### Text passage

# General Software Tarball Usage Question



## yth (Sep 1, 2018)

Hello,

I have a pretty basic question regarding tarballs and their usage. I think I somehow missed the part where this type of issue is discussed the first time around and I could not find the relevant information going back.

For example in emacs tarball (I think emacs use zip actually, so maybe not the best example, but the problem has the same general shape), you have directories like bin, etc, and include. Their names correspond to the various important system directories.

Are the files and under and sub-directories under these directories meant to be put into the system directories? If so, how is it done? If not, why are the tarballs structured the way it is?

FreeBSD has the port system. Mostly, I would just install from software using that. However, for something really obscure and I got such a tarball, what should I do with it to install the program? 

Thanks in advance.


----------



## ShelLuser (Sep 1, 2018)

yth said:


> Are the files and under and sub-directories under these directories meant to be put into the system directories? If so, how is it done? If not, why are the tarballs structured the way it is?


It depends on the project, and one who made it.

The reason why the whole thing is structured in the way it is is to make it obvious which parts do what. Even without looking you'll know that the executable parts will be in the bin directory, libraries in lib, and so on. It's simply the most logical way to separate the whole lot. 

Sure, you could dump it into a system folder. I'd recommend against it though because you'll never be able to easily tell where the stuff came from. A better way is to create a dedicated directory and extract the tarball in there. Still, in the end it heavily depends on the software itself.


----------



## kpa (Sep 1, 2018)

Tarballs are just generic archive files, they themselves have no information on how they were meant to be used unless you know that from the place you got the file from. They can contain sources and in that case they are meant to be extracted to a work directory and built into binaries, for example with FreeBSD ports(7) these tarballs are called distfiles. They can contain pre-packaged binary software that is meant to be installed on the system either by manual extraction or in case of FreeBSD binary packages with the pkg(8) package manager.

On FreeBSD however I wouldn't trust anything else but the official packages or the ports you build yourself, anything else should be treated with suspicion, either for brokenness or a shady source.


----------



## yth (Sep 2, 2018)

Thanks a lot!


----------

### Material provided
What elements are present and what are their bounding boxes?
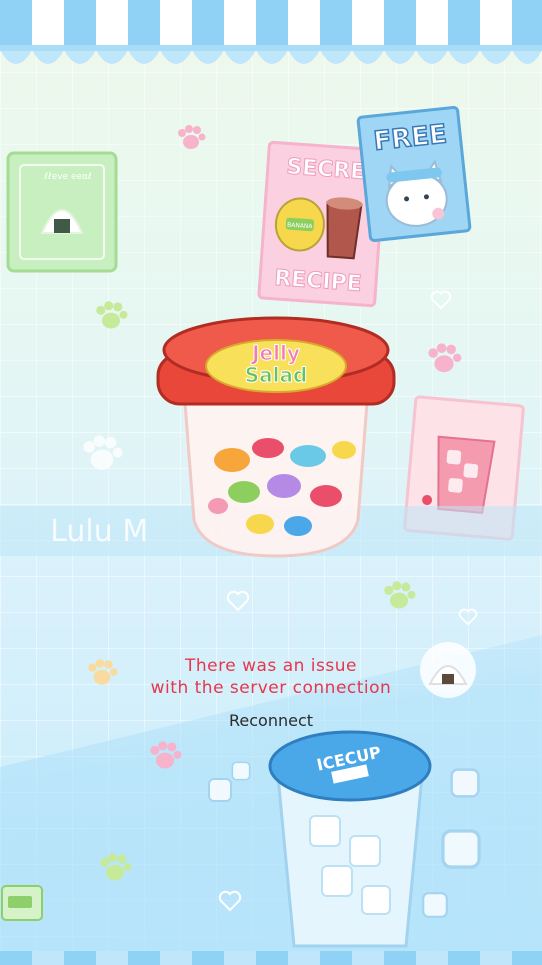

### Exercise description
Reproduce verbatim the passage of the tarball forum thread above between "It depends on" and "the software itself.", inclusive.

### Solution for this problem
It depends on the project, and one who made it.

The reason why the whole thing is structured in the way it is is to make it obvious which parts do what. Even without looking you'll know that the executable parts will be in the bin directory, libraries in lib, and so on. It's simply the most logical way to separate the whole lot. 

Sure, you could dump it into a system folder. I'd recommend against it though because you'll never be able to easily tell where the stuff came from. A better way is to create a dedicated directory and extract the tarball in there. Still, in the end it heavily depends on the software itself.